#### PASSAGE FOR REVIEW

The Cathedral of St Carthage in Lismore, County Waterford, is a medieval structure with much later rebuilding, especially in the early nineteenth century. It is delightfully situated across from the castle gardens. Lismore was the seat of the Papal Legate in the lifetime of Diarmait Mac Murchada. An infamous murder was committed just outside the door of the cathedral in the twelfth century – one king murdered his rival moments after they had sworn an oath inside to keep the peace. Politics, twelfth century Irish style.

To make matters even more interesting, the Dissour river flows through Killeagh, just north of Gort Corceran – and Killeagh was originally the cell or monastery of St Ia (NOT St Abban!).  St Ia gives her name to St Ives in Cornwall as well as sites in Brittany – suggesting a long history of communication between Killeagh area and foreign shores.  In addition it seems that the first two bishops of the restored diocese of Cloyne may have come from the Irish monastery in Regensburg in Germany.  With these overseas connections, the idea of Diarmait Mac Murchada taking ship from Youghal Bay, even from the mouth of the Dissour, makes sense. The idea is reinforced by the fact that the Anglo-Normans later founded an important manor and castle at Inchiquin – right on the banks of the Dissour.  This allowed them to get supplies directly from England if required. If the bishop of Cloyne was involved in Mac Murchada’s flight, it is possible that Diarmait might have embarked from Ballycotton – a settlement controlled directly by the bishop and a significant harbour at the time (see my previous previous post on Ballycotton).

inchiquin castle

The thirteenth century juliet or round keep of Inchiquin Castle on the banks of the Dissour River. Curiously, the Manor or Seigniory of Inchiquin remained effectively outside the control of the Sheriff of Cork for many centuries. The FitzGeralds were the first to hold the manor.

I suspect the jury is still out on Orpen’s suggestion – but it is worth further investigation.  Recently, I met Paul Mac Cotter, who wrote the History of the Medieval Diocese of Cloyne, and he said that there were many connections between Wexford, especially south Wexford, and Imokilly in the thirteenth century, shortly after the Anglo Normans settled the place. Perhaps these connections went back to Diarmait Mac Murchada in 1166!

########
#### EXCERPTED DATA

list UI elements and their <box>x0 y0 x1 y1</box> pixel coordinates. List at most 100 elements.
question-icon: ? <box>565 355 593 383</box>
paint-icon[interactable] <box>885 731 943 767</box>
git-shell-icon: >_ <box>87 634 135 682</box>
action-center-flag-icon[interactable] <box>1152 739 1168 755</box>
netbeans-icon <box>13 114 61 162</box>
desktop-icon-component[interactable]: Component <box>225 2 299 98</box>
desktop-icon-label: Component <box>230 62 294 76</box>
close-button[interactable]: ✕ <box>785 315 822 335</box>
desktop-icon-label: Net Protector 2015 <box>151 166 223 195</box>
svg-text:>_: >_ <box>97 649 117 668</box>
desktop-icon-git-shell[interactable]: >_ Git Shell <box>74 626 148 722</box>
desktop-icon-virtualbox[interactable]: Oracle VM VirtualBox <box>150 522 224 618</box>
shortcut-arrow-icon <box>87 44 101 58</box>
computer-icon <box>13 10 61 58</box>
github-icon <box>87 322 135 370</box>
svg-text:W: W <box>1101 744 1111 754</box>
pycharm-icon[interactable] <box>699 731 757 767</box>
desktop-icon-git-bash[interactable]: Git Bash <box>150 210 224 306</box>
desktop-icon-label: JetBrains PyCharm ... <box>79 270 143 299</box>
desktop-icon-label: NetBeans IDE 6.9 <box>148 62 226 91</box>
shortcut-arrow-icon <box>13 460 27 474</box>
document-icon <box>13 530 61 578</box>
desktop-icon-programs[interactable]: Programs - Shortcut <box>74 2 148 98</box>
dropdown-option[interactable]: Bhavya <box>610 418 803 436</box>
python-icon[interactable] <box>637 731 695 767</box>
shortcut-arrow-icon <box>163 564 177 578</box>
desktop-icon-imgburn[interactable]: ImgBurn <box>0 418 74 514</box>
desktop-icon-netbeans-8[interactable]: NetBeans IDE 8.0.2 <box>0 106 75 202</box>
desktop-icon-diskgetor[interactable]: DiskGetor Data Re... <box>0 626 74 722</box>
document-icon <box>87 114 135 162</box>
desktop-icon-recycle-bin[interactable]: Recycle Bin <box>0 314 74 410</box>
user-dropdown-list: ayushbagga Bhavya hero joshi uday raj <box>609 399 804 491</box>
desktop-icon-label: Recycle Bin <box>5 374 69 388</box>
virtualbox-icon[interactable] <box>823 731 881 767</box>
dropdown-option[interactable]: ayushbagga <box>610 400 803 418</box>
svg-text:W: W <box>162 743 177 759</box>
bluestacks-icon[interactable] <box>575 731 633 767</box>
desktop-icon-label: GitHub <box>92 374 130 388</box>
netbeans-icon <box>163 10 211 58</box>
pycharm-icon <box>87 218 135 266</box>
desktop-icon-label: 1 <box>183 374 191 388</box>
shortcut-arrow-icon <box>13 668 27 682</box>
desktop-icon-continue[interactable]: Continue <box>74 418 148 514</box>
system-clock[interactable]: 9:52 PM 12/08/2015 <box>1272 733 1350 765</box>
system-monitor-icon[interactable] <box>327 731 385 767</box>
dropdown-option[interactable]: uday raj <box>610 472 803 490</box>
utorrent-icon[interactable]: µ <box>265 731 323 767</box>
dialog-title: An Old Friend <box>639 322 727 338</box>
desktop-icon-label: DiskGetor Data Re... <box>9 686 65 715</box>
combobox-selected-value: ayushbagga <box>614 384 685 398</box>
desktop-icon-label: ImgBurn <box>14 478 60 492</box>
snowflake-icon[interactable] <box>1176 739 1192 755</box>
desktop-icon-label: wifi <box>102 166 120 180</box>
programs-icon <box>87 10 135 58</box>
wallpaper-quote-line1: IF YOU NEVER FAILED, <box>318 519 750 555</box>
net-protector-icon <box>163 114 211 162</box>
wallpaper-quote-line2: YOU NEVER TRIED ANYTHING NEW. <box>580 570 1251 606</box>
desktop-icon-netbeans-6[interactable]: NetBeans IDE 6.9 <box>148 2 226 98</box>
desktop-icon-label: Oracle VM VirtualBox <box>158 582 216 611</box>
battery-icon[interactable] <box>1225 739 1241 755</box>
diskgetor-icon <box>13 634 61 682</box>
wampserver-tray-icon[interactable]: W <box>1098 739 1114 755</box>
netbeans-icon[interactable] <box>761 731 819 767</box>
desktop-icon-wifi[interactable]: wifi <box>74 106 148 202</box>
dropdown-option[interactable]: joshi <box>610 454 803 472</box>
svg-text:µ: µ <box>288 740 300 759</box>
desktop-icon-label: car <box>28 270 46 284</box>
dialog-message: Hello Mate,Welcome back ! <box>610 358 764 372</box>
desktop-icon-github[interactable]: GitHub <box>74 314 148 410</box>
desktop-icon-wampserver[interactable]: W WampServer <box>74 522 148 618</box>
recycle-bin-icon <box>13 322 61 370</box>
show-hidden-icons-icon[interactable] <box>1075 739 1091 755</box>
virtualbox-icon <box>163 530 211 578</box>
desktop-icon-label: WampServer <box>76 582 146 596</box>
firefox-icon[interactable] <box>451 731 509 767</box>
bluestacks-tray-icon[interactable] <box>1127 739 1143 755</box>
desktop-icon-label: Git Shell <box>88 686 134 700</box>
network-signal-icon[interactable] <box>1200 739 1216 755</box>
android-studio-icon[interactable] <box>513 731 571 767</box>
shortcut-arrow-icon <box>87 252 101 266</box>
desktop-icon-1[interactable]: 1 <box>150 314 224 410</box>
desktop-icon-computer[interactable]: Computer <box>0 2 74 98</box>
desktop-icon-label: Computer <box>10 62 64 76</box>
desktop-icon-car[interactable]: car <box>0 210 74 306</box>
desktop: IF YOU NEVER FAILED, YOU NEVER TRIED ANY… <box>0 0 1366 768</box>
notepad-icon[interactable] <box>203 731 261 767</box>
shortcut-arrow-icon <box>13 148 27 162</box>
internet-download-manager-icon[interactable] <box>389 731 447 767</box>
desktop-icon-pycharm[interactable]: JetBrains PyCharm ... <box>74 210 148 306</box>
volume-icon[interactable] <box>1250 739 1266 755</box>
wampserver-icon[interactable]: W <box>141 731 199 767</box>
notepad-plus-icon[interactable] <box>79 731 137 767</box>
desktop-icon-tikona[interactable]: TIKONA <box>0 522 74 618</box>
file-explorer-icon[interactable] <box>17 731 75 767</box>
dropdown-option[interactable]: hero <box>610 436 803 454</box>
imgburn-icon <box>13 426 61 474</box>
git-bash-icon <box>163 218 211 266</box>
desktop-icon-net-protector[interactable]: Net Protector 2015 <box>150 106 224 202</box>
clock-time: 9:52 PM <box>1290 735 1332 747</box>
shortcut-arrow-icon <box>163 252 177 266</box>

########

TASKS TO PERFORM
a) From the passage about the Dissour River, reproduce the part starting with "The Cathedral of" and going on through "century Irish style.".
b) Which centuries does the passage about the Dissour River mention by name? List each one.

ANSWERS PROVIDED
a)
The Cathedral of St Carthage in Lismore, County Waterford, is a medieval structure with much later rebuilding, especially in the early nineteenth century. It is delightfully situated across from the castle gardens. Lismore was the seat of the Papal Legate in the lifetime of Diarmait Mac Murchada. An infamous murder was committed just outside the door of the cathedral in the twelfth century – one king murdered his rival moments after they had sworn an oath inside to keep the peace. Politics, twelfth century Irish style.

b) The twelfth century, the thirteenth century, and the nineteenth century.